**STATED TASK:** Reproduce each line that includes the word "subject".

**TASK INPUT:**

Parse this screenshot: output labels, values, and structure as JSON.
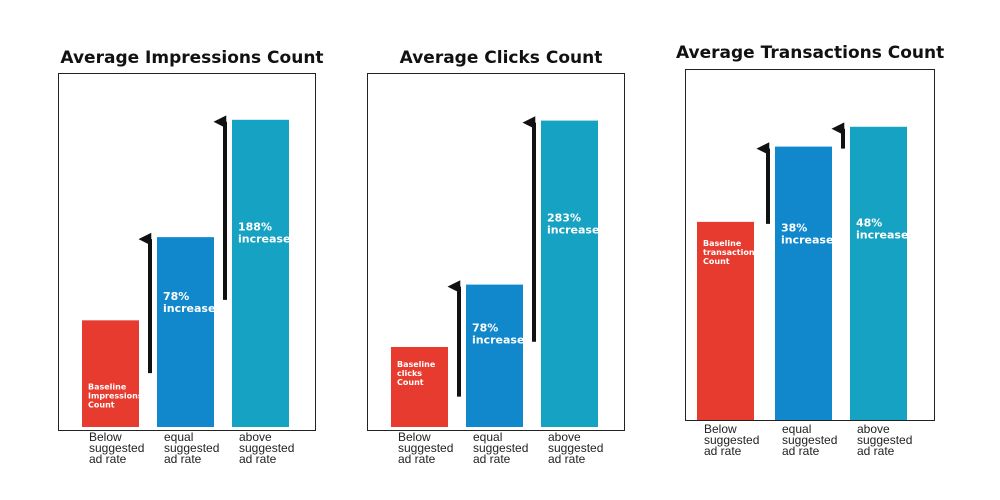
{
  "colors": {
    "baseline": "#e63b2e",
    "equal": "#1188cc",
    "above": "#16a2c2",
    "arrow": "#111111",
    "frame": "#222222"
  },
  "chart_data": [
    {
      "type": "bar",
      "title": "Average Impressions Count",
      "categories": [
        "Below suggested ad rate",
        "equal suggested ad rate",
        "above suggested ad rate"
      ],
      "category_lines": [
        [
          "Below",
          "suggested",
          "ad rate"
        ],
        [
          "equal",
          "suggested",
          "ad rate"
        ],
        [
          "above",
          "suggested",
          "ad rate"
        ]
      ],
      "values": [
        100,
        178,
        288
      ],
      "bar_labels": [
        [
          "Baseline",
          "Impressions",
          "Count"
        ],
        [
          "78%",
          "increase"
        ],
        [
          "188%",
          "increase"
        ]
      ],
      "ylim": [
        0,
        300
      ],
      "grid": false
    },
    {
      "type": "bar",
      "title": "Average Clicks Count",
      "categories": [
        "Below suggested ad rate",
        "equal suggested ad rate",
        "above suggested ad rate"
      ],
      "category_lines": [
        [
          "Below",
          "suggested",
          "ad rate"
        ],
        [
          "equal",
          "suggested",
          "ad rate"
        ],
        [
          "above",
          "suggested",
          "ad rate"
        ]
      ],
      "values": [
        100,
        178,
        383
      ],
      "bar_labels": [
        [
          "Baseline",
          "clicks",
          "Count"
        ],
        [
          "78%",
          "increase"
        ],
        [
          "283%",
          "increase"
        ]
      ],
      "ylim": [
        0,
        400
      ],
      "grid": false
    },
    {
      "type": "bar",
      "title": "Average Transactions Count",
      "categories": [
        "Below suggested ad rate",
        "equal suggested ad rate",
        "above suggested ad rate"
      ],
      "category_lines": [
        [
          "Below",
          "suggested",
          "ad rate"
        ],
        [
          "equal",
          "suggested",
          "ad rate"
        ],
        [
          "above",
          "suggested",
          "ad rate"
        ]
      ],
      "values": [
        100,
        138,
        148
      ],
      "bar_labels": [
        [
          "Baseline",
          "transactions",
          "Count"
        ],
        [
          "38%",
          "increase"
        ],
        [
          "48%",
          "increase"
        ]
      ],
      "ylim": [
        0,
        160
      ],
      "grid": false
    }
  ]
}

* * *

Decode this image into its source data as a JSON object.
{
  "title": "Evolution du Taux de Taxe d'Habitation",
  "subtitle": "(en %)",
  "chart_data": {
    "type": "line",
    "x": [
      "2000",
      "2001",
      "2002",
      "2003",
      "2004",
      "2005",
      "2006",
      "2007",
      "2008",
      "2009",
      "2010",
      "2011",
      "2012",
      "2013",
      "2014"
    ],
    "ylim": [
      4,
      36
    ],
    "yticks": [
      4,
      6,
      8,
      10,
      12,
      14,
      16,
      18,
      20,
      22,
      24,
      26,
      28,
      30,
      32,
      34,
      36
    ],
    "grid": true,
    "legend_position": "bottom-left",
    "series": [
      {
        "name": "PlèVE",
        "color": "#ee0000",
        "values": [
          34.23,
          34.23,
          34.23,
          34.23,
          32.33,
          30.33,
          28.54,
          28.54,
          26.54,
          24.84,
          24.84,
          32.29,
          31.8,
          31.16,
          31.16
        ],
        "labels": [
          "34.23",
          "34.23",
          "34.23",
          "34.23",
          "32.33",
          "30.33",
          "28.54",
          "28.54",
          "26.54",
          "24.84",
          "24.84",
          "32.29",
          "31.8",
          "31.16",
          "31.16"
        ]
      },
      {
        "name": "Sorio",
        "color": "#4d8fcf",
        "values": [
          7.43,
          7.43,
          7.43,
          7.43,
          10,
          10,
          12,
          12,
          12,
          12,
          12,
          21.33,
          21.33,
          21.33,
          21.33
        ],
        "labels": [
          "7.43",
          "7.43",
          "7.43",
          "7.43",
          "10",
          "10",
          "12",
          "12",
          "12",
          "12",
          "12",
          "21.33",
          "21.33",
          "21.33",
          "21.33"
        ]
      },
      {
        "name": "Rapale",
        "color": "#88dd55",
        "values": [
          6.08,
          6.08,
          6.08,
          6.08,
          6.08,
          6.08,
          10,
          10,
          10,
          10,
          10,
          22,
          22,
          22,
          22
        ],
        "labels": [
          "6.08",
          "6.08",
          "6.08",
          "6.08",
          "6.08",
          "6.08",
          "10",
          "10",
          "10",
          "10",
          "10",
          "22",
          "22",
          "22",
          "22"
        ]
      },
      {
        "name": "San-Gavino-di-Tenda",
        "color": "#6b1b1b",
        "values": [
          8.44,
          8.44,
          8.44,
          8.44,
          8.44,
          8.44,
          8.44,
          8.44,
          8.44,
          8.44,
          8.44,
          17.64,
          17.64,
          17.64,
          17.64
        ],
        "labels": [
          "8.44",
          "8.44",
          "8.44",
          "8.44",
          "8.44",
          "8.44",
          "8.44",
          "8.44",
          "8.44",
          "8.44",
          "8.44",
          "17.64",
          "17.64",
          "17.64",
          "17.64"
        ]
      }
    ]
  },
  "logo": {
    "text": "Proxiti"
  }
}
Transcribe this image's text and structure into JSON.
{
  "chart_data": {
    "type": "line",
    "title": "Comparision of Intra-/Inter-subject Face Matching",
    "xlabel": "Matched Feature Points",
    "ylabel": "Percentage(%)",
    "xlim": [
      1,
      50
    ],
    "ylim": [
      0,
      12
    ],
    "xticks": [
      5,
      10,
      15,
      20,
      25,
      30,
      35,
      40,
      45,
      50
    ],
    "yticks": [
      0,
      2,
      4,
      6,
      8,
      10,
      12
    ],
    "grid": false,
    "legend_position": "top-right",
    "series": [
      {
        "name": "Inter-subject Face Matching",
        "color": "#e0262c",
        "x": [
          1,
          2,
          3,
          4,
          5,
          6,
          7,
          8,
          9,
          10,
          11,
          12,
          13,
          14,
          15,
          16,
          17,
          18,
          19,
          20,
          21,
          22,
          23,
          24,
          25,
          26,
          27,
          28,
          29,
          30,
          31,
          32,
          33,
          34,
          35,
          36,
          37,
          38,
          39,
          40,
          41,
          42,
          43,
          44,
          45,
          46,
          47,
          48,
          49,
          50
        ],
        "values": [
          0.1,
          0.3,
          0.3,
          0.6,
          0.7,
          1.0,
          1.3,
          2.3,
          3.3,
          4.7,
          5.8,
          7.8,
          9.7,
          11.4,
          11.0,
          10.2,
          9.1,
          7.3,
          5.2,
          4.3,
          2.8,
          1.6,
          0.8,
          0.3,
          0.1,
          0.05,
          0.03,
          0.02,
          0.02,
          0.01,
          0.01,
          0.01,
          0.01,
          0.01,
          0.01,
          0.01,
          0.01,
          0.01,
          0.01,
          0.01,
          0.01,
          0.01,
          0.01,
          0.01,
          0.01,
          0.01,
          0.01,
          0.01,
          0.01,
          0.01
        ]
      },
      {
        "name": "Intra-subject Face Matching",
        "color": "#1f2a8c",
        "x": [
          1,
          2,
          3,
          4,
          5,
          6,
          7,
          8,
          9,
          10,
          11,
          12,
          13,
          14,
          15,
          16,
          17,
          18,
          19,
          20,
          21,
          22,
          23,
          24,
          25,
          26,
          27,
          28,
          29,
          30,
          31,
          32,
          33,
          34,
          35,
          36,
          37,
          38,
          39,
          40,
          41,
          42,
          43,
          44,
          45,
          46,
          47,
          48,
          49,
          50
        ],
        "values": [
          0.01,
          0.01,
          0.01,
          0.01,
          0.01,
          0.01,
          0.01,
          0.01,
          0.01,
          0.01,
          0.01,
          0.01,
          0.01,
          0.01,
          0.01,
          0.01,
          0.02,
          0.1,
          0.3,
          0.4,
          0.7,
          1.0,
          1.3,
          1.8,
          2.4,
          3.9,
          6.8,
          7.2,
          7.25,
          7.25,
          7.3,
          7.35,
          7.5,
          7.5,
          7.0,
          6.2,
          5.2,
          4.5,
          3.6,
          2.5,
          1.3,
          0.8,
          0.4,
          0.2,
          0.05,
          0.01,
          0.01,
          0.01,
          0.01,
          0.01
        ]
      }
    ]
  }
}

**RESPONSE TO THIS TASK:**
    "title": "Comparision of Intra-/Inter-subject Face Matching",
        "name": "Inter-subject Face Matching",
        "name": "Intra-subject Face Matching",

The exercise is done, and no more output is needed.